TASK STATEMENT. Every entry must be given again exactly.

Collected data.

=-=-=

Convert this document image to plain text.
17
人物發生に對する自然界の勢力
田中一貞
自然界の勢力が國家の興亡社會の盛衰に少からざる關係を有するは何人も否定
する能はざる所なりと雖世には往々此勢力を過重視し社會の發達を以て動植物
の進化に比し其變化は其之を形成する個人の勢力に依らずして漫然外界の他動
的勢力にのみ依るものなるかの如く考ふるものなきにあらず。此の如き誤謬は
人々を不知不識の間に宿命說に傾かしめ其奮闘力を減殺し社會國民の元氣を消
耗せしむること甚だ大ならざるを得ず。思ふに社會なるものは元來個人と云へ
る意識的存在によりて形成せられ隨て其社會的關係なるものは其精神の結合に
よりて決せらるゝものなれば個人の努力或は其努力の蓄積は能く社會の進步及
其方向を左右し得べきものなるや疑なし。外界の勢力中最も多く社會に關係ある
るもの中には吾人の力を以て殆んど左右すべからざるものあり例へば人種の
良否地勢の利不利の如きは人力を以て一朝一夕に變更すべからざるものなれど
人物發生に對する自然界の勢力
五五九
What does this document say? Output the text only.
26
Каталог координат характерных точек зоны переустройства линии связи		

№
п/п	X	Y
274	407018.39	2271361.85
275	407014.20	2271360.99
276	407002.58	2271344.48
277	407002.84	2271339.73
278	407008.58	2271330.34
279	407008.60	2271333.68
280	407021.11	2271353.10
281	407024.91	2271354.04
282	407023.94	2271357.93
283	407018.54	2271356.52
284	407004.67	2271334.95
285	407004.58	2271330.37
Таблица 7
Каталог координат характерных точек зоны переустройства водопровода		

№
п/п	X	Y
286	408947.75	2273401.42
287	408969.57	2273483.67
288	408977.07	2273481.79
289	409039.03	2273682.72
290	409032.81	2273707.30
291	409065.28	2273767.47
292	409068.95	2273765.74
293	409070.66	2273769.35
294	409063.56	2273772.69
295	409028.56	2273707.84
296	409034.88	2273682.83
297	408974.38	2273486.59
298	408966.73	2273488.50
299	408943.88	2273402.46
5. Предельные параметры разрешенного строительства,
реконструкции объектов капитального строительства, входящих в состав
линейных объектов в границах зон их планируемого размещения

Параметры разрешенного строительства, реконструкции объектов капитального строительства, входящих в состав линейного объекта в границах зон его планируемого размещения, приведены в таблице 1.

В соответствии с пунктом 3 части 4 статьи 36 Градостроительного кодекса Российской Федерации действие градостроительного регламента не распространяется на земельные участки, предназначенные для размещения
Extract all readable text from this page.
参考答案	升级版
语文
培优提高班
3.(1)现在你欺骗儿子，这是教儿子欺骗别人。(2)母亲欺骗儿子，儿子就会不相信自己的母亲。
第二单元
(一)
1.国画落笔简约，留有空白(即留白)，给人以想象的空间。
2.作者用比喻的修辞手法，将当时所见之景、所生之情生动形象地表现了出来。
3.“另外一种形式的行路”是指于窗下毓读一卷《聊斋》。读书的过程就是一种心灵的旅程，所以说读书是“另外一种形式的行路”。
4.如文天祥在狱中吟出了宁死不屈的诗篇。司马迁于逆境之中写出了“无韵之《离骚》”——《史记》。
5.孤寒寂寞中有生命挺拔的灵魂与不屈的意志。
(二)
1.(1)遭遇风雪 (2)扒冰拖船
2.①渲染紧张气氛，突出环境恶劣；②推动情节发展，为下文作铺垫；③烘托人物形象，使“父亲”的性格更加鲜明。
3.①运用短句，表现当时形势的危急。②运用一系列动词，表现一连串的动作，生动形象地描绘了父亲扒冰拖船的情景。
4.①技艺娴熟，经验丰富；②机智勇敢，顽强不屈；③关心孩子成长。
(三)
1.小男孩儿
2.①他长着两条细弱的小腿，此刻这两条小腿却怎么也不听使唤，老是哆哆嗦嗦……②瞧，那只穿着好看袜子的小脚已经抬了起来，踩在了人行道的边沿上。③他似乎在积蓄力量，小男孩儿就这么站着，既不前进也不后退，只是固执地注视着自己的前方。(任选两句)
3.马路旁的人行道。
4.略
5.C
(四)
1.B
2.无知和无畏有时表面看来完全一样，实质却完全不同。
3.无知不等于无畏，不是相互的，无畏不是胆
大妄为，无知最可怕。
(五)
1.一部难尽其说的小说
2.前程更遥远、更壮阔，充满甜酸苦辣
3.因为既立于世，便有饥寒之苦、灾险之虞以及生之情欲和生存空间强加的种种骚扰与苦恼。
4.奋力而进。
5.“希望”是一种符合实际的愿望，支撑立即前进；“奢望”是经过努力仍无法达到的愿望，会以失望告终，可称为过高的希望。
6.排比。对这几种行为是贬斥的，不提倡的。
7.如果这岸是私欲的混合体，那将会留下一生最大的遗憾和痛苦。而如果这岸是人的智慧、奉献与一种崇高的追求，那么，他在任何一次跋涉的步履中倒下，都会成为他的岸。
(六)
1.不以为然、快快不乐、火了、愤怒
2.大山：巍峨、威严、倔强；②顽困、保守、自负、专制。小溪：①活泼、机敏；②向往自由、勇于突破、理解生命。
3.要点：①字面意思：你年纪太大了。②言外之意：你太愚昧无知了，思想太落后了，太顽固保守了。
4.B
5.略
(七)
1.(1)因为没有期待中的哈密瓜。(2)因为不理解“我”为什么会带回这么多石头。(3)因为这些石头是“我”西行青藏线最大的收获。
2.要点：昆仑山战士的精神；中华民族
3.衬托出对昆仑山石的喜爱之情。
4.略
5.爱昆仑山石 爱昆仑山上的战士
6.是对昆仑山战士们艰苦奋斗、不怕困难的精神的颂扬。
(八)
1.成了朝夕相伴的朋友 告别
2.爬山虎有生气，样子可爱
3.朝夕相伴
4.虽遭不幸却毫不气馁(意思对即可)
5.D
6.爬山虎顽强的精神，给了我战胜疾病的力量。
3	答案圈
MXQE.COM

=-=-=

COMPLETED EXERCISE.
Convert this document image to plain text.
17
人物發生に對する自然界の勢力
田中一貞
自然界の勢力が國家の興亡社會の盛衰に少からざる關係を有するは何人も否定
する能はざる所なりと雖世には往々此勢力を過重視し社會の發達を以て動植物
の進化に比し其變化は其之を形成する個人の勢力に依らずして漫然外界の他動
的勢力にのみ依るものなるかの如く考ふるものなきにあらず。此の如き誤謬は
人々を不知不識の間に宿命說に傾かしめ其奮闘力を減殺し社會國民の元氣を消
耗せしむること甚だ大ならざるを得ず。思ふに社會なるものは元來個人と云へ
る意識的存在によりて形成せられ隨て其社會的關係なるものは其精神の結合に
よりて決せらるゝものなれば個人の努力或は其努力の蓄積は能く社會の進步及
其方向を左右し得べきものなるや疑なし。外界の勢力中最も多く社會に關係ある
るもの中には吾人の力を以て殆んど左右すべからざるものあり例へば人種の
良否地勢の利不利の如きは人力を以て一朝一夕に變更すべからざるものなれど
人物發生に對する自然界の勢力
五五九
What does this document say? Output the text only.
26
Каталог координат характерных точек зоны переустройства линии связи		

№
п/п	X	Y
274	407018.39	2271361.85
275	407014.20	2271360.99
276	407002.58	2271344.48
277	407002.84	2271339.73
278	407008.58	2271330.34
279	407008.60	2271333.68
280	407021.11	2271353.10
281	407024.91	2271354.04
282	407023.94	2271357.93
283	407018.54	2271356.52
284	407004.67	2271334.95
285	407004.58	2271330.37
Таблица 7
Каталог координат характерных точек зоны переустройства водопровода		

№
п/п	X	Y
286	408947.75	2273401.42
287	408969.57	2273483.67
288	408977.07	2273481.79
289	409039.03	2273682.72
290	409032.81	2273707.30
291	409065.28	2273767.47
292	409068.95	2273765.74
293	409070.66	2273769.35
294	409063.56	2273772.69
295	409028.56	2273707.84
296	409034.88	2273682.83
297	408974.38	2273486.59
298	408966.73	2273488.50
299	408943.88	2273402.46
5. Предельные параметры разрешенного строительства,
реконструкции объектов капитального строительства, входящих в состав
линейных объектов в границах зон их планируемого размещения

Параметры разрешенного строительства, реконструкции объектов капитального строительства, входящих в состав линейного объекта в границах зон его планируемого размещения, приведены в таблице 1.

В соответствии с пунктом 3 части 4 статьи 36 Градостроительного кодекса Российской Федерации действие градостроительного регламента не распространяется на земельные участки, предназначенные для размещения
Extract all readable text from this page.
参考答案	升级版
语文
培优提高班
3.(1)现在你欺骗儿子，这是教儿子欺骗别人。(2)母亲欺骗儿子，儿子就会不相信自己的母亲。
第二单元
(一)
1.国画落笔简约，留有空白(即留白)，给人以想象的空间。
2.作者用比喻的修辞手法，将当时所见之景、所生之情生动形象地表现了出来。
3.“另外一种形式的行路”是指于窗下毓读一卷《聊斋》。读书的过程就是一种心灵的旅程，所以说读书是“另外一种形式的行路”。
4.如文天祥在狱中吟出了宁死不屈的诗篇。司马迁于逆境之中写出了“无韵之《离骚》”——《史记》。
5.孤寒寂寞中有生命挺拔的灵魂与不屈的意志。
(二)
1.(1)遭遇风雪 (2)扒冰拖船
2.①渲染紧张气氛，突出环境恶劣；②推动情节发展，为下文作铺垫；③烘托人物形象，使“父亲”的性格更加鲜明。
3.①运用短句，表现当时形势的危急。②运用一系列动词，表现一连串的动作，生动形象地描绘了父亲扒冰拖船的情景。
4.①技艺娴熟，经验丰富；②机智勇敢，顽强不屈；③关心孩子成长。
(三)
1.小男孩儿
2.①他长着两条细弱的小腿，此刻这两条小腿却怎么也不听使唤，老是哆哆嗦嗦……②瞧，那只穿着好看袜子的小脚已经抬了起来，踩在了人行道的边沿上。③他似乎在积蓄力量，小男孩儿就这么站着，既不前进也不后退，只是固执地注视着自己的前方。(任选两句)
3.马路旁的人行道。
4.略
5.C
(四)
1.B
2.无知和无畏有时表面看来完全一样，实质却完全不同。
3.无知不等于无畏，不是相互的，无畏不是胆
大妄为，无知最可怕。
(五)
1.一部难尽其说的小说
2.前程更遥远、更壮阔，充满甜酸苦辣
3.因为既立于世，便有饥寒之苦、灾险之虞以及生之情欲和生存空间强加的种种骚扰与苦恼。
4.奋力而进。
5.“希望”是一种符合实际的愿望，支撑立即前进；“奢望”是经过努力仍无法达到的愿望，会以失望告终，可称为过高的希望。
6.排比。对这几种行为是贬斥的，不提倡的。
7.如果这岸是私欲的混合体，那将会留下一生最大的遗憾和痛苦。而如果这岸是人的智慧、奉献与一种崇高的追求，那么，他在任何一次跋涉的步履中倒下，都会成为他的岸。
(六)
1.不以为然、快快不乐、火了、愤怒
2.大山：巍峨、威严、倔强；②顽困、保守、自负、专制。小溪：①活泼、机敏；②向往自由、勇于突破、理解生命。
3.要点：①字面意思：你年纪太大了。②言外之意：你太愚昧无知了，思想太落后了，太顽固保守了。
4.B
5.略
(七)
1.(1)因为没有期待中的哈密瓜。(2)因为不理解“我”为什么会带回这么多石头。(3)因为这些石头是“我”西行青藏线最大的收获。
2.要点：昆仑山战士的精神；中华民族
3.衬托出对昆仑山石的喜爱之情。
4.略
5.爱昆仑山石 爱昆仑山上的战士
6.是对昆仑山战士们艰苦奋斗、不怕困难的精神的颂扬。
(八)
1.成了朝夕相伴的朋友 告别
2.爬山虎有生气，样子可爱
3.朝夕相伴
4.虽遭不幸却毫不气馁(意思对即可)
5.D
6.爬山虎顽强的精神，给了我战胜疾病的力量。
3	答案圈
MXQE.COM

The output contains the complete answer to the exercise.